((

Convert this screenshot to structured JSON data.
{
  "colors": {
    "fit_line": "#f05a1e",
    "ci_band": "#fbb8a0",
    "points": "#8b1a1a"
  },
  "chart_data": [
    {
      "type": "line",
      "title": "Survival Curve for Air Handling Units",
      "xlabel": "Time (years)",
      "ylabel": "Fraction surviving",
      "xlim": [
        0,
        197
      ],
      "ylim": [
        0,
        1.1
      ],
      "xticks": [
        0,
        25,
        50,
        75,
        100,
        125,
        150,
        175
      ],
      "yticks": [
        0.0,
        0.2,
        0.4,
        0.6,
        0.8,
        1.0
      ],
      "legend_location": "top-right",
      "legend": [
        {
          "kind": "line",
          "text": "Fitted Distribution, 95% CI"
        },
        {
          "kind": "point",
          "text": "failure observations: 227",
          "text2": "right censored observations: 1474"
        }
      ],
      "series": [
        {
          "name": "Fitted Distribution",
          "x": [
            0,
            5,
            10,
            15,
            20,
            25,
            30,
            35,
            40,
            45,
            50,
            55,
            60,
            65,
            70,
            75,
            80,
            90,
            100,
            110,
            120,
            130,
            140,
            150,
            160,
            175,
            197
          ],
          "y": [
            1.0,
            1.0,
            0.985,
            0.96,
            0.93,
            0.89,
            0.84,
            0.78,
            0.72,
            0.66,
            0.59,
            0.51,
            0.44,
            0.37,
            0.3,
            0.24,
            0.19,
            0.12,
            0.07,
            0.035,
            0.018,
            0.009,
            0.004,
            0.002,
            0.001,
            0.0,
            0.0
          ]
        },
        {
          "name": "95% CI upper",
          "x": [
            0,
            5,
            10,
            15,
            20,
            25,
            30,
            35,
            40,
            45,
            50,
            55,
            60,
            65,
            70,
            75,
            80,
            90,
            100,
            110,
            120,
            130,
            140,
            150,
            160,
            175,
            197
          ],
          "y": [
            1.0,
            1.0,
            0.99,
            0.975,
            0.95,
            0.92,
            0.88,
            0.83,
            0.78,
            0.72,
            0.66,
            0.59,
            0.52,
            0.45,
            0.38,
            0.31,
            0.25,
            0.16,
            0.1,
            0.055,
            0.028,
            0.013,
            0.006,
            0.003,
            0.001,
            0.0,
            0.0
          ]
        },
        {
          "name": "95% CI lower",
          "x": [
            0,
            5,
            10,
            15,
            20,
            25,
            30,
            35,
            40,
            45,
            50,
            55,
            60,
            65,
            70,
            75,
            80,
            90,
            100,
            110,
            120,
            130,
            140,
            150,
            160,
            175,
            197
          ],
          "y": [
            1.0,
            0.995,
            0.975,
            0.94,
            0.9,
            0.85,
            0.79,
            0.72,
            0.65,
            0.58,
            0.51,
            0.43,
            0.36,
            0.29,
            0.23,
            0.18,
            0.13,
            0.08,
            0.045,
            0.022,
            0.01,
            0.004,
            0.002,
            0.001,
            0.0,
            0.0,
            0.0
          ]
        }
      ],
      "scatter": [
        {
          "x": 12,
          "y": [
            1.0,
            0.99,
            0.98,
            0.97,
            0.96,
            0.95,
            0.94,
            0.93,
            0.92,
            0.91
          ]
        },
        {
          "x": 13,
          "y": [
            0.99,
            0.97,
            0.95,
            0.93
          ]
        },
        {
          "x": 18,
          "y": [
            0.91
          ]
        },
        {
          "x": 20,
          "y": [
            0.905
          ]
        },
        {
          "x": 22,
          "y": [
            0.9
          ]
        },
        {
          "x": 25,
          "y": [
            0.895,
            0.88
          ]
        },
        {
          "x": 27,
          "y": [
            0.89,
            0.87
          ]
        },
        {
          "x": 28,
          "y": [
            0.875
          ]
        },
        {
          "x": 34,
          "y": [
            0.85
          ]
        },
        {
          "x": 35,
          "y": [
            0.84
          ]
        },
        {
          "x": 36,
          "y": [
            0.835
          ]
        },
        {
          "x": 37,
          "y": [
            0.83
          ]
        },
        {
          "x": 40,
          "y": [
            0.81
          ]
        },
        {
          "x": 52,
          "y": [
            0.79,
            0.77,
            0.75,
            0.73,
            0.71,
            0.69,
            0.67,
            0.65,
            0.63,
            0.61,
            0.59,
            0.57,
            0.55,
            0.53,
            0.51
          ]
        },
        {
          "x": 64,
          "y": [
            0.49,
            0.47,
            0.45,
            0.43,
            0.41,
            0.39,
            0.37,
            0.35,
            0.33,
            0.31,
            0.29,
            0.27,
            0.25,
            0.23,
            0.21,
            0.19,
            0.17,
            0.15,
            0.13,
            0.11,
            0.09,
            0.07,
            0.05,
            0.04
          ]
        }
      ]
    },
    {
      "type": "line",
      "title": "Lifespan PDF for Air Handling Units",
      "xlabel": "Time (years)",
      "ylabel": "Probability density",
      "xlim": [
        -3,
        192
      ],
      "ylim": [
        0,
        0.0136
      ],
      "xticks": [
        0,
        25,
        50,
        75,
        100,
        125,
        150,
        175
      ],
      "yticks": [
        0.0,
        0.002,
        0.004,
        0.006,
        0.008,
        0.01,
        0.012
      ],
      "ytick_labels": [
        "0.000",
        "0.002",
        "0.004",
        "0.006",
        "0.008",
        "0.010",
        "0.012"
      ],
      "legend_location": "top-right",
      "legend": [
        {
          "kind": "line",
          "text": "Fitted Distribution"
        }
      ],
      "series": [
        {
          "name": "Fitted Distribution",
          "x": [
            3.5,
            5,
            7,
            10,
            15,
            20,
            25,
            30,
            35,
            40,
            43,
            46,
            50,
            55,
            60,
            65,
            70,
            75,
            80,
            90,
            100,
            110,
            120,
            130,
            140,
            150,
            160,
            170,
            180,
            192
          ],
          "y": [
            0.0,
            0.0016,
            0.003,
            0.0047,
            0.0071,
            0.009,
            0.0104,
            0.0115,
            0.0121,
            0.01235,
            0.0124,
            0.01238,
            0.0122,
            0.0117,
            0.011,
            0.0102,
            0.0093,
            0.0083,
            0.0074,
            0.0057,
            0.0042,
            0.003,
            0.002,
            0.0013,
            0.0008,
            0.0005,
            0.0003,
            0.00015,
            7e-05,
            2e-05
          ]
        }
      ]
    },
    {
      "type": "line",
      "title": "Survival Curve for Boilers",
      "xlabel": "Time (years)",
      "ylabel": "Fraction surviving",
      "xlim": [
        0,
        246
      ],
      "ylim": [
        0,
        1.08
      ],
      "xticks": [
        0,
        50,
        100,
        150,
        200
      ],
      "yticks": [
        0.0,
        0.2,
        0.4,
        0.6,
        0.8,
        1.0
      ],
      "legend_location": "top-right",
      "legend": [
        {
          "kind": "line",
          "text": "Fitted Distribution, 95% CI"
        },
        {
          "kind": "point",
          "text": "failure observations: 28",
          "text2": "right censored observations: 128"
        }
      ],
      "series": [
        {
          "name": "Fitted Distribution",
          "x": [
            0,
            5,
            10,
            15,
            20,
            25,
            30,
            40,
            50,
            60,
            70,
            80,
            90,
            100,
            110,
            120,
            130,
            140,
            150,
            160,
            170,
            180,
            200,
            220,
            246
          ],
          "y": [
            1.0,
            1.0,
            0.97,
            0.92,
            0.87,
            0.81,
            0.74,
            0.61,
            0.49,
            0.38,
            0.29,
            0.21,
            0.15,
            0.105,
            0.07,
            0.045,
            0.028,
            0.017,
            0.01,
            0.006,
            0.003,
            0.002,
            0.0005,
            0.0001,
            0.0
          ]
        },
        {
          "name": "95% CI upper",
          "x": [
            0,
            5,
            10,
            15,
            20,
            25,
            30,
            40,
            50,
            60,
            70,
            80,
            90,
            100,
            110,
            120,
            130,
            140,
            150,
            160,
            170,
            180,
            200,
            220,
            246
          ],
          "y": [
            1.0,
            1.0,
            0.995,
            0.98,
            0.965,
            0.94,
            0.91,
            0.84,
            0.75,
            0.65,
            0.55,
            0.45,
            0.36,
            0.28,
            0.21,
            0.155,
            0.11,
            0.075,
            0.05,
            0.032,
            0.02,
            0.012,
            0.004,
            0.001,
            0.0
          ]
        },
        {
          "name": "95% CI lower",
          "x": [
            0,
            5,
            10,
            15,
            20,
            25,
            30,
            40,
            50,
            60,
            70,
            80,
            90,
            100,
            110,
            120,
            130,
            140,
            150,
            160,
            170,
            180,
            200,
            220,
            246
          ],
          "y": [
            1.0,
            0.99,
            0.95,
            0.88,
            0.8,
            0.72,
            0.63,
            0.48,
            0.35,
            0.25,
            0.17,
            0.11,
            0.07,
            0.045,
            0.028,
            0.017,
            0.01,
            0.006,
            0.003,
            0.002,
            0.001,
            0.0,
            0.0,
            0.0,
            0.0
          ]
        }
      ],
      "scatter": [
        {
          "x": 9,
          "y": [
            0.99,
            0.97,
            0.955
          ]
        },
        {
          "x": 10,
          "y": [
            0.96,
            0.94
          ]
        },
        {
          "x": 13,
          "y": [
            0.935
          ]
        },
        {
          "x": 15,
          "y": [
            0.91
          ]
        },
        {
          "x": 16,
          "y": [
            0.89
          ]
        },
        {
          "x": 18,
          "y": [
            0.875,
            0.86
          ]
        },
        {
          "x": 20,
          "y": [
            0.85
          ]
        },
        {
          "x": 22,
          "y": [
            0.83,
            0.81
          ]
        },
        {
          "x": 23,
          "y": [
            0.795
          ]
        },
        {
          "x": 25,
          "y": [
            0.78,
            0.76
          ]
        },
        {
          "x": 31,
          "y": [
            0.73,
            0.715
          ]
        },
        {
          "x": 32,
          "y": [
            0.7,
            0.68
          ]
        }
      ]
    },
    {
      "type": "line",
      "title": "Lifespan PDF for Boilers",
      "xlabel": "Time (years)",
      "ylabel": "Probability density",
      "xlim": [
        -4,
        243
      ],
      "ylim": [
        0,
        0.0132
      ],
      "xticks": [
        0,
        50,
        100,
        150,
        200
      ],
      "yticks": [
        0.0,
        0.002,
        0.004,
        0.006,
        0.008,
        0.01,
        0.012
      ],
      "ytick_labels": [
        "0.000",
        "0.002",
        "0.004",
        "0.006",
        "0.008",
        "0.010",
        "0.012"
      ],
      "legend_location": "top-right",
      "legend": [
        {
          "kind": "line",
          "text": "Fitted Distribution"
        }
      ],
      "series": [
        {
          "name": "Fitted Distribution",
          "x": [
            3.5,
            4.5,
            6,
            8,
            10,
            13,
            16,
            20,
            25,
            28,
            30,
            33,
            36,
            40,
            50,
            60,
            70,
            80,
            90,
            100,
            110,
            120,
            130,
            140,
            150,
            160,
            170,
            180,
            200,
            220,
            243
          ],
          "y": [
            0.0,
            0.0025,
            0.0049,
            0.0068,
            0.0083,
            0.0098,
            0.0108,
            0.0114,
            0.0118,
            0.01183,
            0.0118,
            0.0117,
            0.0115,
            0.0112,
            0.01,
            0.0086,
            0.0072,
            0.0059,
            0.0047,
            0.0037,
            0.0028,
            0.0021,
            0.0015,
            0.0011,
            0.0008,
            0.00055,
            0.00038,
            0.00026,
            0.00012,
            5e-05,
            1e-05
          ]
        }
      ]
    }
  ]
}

))

What the task requires:
Scan the material above for the word "Boilers". Copy each line where it occurs.

Result of this task:
      "title": "Survival Curve for Boilers",
      "title": "Lifespan PDF for Boilers",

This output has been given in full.